Data records:
-=-=-=-=-
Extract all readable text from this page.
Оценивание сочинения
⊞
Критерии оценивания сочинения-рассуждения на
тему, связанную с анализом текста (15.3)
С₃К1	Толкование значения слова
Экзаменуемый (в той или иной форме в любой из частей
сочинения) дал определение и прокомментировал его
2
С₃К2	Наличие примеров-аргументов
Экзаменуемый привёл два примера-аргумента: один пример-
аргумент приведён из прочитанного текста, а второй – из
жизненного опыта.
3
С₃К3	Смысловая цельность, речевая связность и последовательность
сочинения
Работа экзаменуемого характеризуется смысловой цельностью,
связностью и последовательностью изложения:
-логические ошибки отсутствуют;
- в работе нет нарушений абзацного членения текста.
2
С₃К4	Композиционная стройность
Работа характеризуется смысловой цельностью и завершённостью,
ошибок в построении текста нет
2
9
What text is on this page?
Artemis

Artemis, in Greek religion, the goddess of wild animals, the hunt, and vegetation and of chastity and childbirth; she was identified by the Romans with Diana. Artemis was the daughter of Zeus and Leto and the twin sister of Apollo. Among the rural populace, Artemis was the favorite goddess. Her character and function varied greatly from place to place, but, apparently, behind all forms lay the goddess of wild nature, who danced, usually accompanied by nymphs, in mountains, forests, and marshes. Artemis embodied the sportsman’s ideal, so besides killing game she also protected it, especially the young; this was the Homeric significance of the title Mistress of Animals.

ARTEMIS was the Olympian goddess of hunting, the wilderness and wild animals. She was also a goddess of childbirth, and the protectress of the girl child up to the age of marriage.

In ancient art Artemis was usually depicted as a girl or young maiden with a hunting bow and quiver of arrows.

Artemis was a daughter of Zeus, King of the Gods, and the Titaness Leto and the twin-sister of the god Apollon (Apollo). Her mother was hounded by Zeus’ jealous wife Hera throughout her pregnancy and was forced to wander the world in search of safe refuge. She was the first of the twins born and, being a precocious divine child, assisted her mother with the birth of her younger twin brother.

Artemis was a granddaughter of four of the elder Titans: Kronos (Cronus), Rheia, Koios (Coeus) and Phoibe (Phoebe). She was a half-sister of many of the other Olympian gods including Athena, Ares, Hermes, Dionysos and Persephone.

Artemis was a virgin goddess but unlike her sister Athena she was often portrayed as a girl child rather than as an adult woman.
-=-=-=-=-
[TASK OBJECTIVE] Tally the lines above containing "текста". Answer with the count only.

[TASK RESULT] 4